**Given instruction**
Reproduce the entries below in full, word for word.

*** Data listing ***

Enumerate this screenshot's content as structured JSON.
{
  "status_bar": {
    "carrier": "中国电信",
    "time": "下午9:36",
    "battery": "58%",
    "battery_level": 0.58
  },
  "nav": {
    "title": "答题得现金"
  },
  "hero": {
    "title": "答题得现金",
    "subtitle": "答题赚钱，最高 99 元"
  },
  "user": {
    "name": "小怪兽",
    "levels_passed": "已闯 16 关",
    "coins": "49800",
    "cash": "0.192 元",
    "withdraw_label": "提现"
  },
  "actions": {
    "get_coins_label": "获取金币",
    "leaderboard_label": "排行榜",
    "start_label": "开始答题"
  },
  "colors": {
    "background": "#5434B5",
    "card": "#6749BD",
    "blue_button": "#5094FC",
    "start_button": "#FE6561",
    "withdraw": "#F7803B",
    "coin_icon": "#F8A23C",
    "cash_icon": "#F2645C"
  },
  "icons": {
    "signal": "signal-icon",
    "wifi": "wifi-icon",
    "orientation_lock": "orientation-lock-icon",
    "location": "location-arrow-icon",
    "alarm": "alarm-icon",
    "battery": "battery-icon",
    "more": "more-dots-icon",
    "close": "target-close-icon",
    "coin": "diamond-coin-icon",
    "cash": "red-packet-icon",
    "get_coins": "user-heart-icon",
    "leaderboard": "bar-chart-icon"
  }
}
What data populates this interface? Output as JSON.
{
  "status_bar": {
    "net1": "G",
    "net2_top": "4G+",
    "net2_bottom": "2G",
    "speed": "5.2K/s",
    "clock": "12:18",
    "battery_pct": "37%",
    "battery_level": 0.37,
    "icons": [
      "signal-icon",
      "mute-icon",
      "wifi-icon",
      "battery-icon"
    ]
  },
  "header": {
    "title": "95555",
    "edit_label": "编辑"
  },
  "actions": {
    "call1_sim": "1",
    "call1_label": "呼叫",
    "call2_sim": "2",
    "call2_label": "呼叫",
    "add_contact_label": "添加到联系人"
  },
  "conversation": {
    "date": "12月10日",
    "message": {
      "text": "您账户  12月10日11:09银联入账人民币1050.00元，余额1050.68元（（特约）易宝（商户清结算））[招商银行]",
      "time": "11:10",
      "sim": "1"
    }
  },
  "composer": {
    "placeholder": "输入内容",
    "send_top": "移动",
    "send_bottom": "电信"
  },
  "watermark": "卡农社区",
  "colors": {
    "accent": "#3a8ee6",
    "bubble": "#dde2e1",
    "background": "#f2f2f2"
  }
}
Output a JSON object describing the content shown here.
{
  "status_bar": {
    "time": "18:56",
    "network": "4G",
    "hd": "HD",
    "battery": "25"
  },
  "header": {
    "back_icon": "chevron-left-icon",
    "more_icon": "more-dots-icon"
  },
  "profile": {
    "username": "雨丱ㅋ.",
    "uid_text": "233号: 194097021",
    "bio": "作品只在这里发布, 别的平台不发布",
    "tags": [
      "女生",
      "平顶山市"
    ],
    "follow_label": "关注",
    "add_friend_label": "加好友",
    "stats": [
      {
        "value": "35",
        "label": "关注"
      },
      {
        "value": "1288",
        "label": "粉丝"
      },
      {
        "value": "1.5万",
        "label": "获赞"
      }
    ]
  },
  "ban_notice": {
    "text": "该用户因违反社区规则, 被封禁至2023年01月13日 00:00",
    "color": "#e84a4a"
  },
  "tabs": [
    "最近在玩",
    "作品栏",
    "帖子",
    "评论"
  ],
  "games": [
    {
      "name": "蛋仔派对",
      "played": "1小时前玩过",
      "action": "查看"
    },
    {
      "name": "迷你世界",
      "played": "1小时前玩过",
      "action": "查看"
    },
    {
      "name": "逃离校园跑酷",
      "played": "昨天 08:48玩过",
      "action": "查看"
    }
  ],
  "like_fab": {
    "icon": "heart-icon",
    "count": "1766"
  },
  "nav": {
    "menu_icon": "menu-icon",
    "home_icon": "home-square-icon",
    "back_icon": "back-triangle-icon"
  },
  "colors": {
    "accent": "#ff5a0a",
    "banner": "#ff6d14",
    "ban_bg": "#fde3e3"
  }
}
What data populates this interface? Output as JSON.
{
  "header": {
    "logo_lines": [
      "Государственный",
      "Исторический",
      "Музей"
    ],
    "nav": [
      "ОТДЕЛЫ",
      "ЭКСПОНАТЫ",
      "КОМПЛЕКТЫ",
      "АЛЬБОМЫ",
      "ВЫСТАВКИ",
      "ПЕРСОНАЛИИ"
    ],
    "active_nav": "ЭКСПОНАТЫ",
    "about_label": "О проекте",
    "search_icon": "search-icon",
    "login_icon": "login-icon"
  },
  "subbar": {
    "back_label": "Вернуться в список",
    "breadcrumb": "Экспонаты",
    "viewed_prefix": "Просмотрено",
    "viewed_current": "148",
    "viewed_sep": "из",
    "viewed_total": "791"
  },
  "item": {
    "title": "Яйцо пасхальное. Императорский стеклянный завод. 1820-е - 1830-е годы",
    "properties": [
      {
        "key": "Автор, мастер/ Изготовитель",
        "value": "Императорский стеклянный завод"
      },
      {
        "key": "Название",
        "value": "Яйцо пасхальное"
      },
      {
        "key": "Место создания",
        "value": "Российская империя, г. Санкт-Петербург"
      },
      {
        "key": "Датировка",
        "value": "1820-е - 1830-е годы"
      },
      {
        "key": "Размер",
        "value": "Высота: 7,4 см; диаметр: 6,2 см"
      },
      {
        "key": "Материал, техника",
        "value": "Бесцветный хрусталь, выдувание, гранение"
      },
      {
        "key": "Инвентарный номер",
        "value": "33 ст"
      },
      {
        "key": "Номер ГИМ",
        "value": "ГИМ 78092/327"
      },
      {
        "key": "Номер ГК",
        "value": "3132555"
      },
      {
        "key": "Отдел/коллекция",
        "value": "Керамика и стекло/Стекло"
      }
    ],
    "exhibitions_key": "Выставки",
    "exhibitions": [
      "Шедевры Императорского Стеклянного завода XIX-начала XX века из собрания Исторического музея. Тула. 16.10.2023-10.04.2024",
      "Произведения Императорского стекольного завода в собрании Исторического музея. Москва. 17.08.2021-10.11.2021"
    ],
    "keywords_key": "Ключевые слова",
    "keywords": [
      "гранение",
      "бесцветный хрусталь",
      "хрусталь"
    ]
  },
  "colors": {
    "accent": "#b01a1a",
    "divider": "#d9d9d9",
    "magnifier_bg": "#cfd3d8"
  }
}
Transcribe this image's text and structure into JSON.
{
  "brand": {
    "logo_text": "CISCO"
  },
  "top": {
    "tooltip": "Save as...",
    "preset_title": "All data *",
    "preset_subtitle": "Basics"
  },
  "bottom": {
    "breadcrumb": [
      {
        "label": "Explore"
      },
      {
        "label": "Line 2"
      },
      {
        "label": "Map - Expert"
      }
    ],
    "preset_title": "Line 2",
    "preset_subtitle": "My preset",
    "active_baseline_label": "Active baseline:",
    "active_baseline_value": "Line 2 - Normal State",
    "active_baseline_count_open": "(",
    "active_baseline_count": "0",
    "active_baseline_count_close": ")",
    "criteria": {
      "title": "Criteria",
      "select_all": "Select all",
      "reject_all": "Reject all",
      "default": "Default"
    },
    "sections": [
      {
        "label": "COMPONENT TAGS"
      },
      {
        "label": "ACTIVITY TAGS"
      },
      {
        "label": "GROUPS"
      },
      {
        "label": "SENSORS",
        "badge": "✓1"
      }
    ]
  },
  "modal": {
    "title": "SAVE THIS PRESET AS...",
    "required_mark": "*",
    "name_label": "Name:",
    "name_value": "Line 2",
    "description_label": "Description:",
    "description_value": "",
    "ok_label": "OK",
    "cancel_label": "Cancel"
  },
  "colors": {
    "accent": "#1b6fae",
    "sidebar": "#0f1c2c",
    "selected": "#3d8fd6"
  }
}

***

**Full response**
Enumerate this screenshot's content as structured JSON.
{
  "status_bar": {
    "carrier": "中国电信",
    "time": "下午9:36",
    "battery": "58%",
    "battery_level": 0.58
  },
  "nav": {
    "title": "答题得现金"
  },
  "hero": {
    "title": "答题得现金",
    "subtitle": "答题赚钱，最高 99 元"
  },
  "user": {
    "name": "小怪兽",
    "levels_passed": "已闯 16 关",
    "coins": "49800",
    "cash": "0.192 元",
    "withdraw_label": "提现"
  },
  "actions": {
    "get_coins_label": "获取金币",
    "leaderboard_label": "排行榜",
    "start_label": "开始答题"
  },
  "colors": {
    "background": "#5434B5",
    "card": "#6749BD",
    "blue_button": "#5094FC",
    "start_button": "#FE6561",
    "withdraw": "#F7803B",
    "coin_icon": "#F8A23C",
    "cash_icon": "#F2645C"
  },
  "icons": {
    "signal": "signal-icon",
    "wifi": "wifi-icon",
    "orientation_lock": "orientation-lock-icon",
    "location": "location-arrow-icon",
    "alarm": "alarm-icon",
    "battery": "battery-icon",
    "more": "more-dots-icon",
    "close": "target-close-icon",
    "coin": "diamond-coin-icon",
    "cash": "red-packet-icon",
    "get_coins": "user-heart-icon",
    "leaderboard": "bar-chart-icon"
  }
}
What data populates this interface? Output as JSON.
{
  "status_bar": {
    "net1": "G",
    "net2_top": "4G+",
    "net2_bottom": "2G",
    "speed": "5.2K/s",
    "clock": "12:18",
    "battery_pct": "37%",
    "battery_level": 0.37,
    "icons": [
      "signal-icon",
      "mute-icon",
      "wifi-icon",
      "battery-icon"
    ]
  },
  "header": {
    "title": "95555",
    "edit_label": "编辑"
  },
  "actions": {
    "call1_sim": "1",
    "call1_label": "呼叫",
    "call2_sim": "2",
    "call2_label": "呼叫",
    "add_contact_label": "添加到联系人"
  },
  "conversation": {
    "date": "12月10日",
    "message": {
      "text": "您账户  12月10日11:09银联入账人民币1050.00元，余额1050.68元（（特约）易宝（商户清结算））[招商银行]",
      "time": "11:10",
      "sim": "1"
    }
  },
  "composer": {
    "placeholder": "输入内容",
    "send_top": "移动",
    "send_bottom": "电信"
  },
  "watermark": "卡农社区",
  "colors": {
    "accent": "#3a8ee6",
    "bubble": "#dde2e1",
    "background": "#f2f2f2"
  }
}
Output a JSON object describing the content shown here.
{
  "status_bar": {
    "time": "18:56",
    "network": "4G",
    "hd": "HD",
    "battery": "25"
  },
  "header": {
    "back_icon": "chevron-left-icon",
    "more_icon": "more-dots-icon"
  },
  "profile": {
    "username": "雨丱ㅋ.",
    "uid_text": "233号: 194097021",
    "bio": "作品只在这里发布, 别的平台不发布",
    "tags": [
      "女生",
      "平顶山市"
    ],
    "follow_label": "关注",
    "add_friend_label": "加好友",
    "stats": [
      {
        "value": "35",
        "label": "关注"
      },
      {
        "value": "1288",
        "label": "粉丝"
      },
      {
        "value": "1.5万",
        "label": "获赞"
      }
    ]
  },
  "ban_notice": {
    "text": "该用户因违反社区规则, 被封禁至2023年01月13日 00:00",
    "color": "#e84a4a"
  },
  "tabs": [
    "最近在玩",
    "作品栏",
    "帖子",
    "评论"
  ],
  "games": [
    {
      "name": "蛋仔派对",
      "played": "1小时前玩过",
      "action": "查看"
    },
    {
      "name": "迷你世界",
      "played": "1小时前玩过",
      "action": "查看"
    },
    {
      "name": "逃离校园跑酷",
      "played": "昨天 08:48玩过",
      "action": "查看"
    }
  ],
  "like_fab": {
    "icon": "heart-icon",
    "count": "1766"
  },
  "nav": {
    "menu_icon": "menu-icon",
    "home_icon": "home-square-icon",
    "back_icon": "back-triangle-icon"
  },
  "colors": {
    "accent": "#ff5a0a",
    "banner": "#ff6d14",
    "ban_bg": "#fde3e3"
  }
}
What data populates this interface? Output as JSON.
{
  "header": {
    "logo_lines": [
      "Государственный",
      "Исторический",
      "Музей"
    ],
    "nav": [
      "ОТДЕЛЫ",
      "ЭКСПОНАТЫ",
      "КОМПЛЕКТЫ",
      "АЛЬБОМЫ",
      "ВЫСТАВКИ",
      "ПЕРСОНАЛИИ"
    ],
    "active_nav": "ЭКСПОНАТЫ",
    "about_label": "О проекте",
    "search_icon": "search-icon",
    "login_icon": "login-icon"
  },
  "subbar": {
    "back_label": "Вернуться в список",
    "breadcrumb": "Экспонаты",
    "viewed_prefix": "Просмотрено",
    "viewed_current": "148",
    "viewed_sep": "из",
    "viewed_total": "791"
  },
  "item": {
    "title": "Яйцо пасхальное. Императорский стеклянный завод. 1820-е - 1830-е годы",
    "properties": [
      {
        "key": "Автор, мастер/ Изготовитель",
        "value": "Императорский стеклянный завод"
      },
      {
        "key": "Название",
        "value": "Яйцо пасхальное"
      },
      {
        "key": "Место создания",
        "value": "Российская империя, г. Санкт-Петербург"
      },
      {
        "key": "Датировка",
        "value": "1820-е - 1830-е годы"
      },
      {
        "key": "Размер",
        "value": "Высота: 7,4 см; диаметр: 6,2 см"
      },
      {
        "key": "Материал, техника",
        "value": "Бесцветный хрусталь, выдувание, гранение"
      },
      {
        "key": "Инвентарный номер",
        "value": "33 ст"
      },
      {
        "key": "Номер ГИМ",
        "value": "ГИМ 78092/327"
      },
      {
        "key": "Номер ГК",
        "value": "3132555"
      },
      {
        "key": "Отдел/коллекция",
        "value": "Керамика и стекло/Стекло"
      }
    ],
    "exhibitions_key": "Выставки",
    "exhibitions": [
      "Шедевры Императорского Стеклянного завода XIX-начала XX века из собрания Исторического музея. Тула. 16.10.2023-10.04.2024",
      "Произведения Императорского стекольного завода в собрании Исторического музея. Москва. 17.08.2021-10.11.2021"
    ],
    "keywords_key": "Ключевые слова",
    "keywords": [
      "гранение",
      "бесцветный хрусталь",
      "хрусталь"
    ]
  },
  "colors": {
    "accent": "#b01a1a",
    "divider": "#d9d9d9",
    "magnifier_bg": "#cfd3d8"
  }
}
Transcribe this image's text and structure into JSON.
{
  "brand": {
    "logo_text": "CISCO"
  },
  "top": {
    "tooltip": "Save as...",
    "preset_title": "All data *",
    "preset_subtitle": "Basics"
  },
  "bottom": {
    "breadcrumb": [
      {
        "label": "Explore"
      },
      {
        "label": "Line 2"
      },
      {
        "label": "Map - Expert"
      }
    ],
    "preset_title": "Line 2",
    "preset_subtitle": "My preset",
    "active_baseline_label": "Active baseline:",
    "active_baseline_value": "Line 2 - Normal State",
    "active_baseline_count_open": "(",
    "active_baseline_count": "0",
    "active_baseline_count_close": ")",
    "criteria": {
      "title": "Criteria",
      "select_all": "Select all",
      "reject_all": "Reject all",
      "default": "Default"
    },
    "sections": [
      {
        "label": "COMPONENT TAGS"
      },
      {
        "label": "ACTIVITY TAGS"
      },
      {
        "label": "GROUPS"
      },
      {
        "label": "SENSORS",
        "badge": "✓1"
      }
    ]
  },
  "modal": {
    "title": "SAVE THIS PRESET AS...",
    "required_mark": "*",
    "name_label": "Name:",
    "name_value": "Line 2",
    "description_label": "Description:",
    "description_value": "",
    "ok_label": "OK",
    "cancel_label": "Cancel"
  },
  "colors": {
    "accent": "#1b6fae",
    "sidebar": "#0f1c2c",
    "selected": "#3d8fd6"
  }
}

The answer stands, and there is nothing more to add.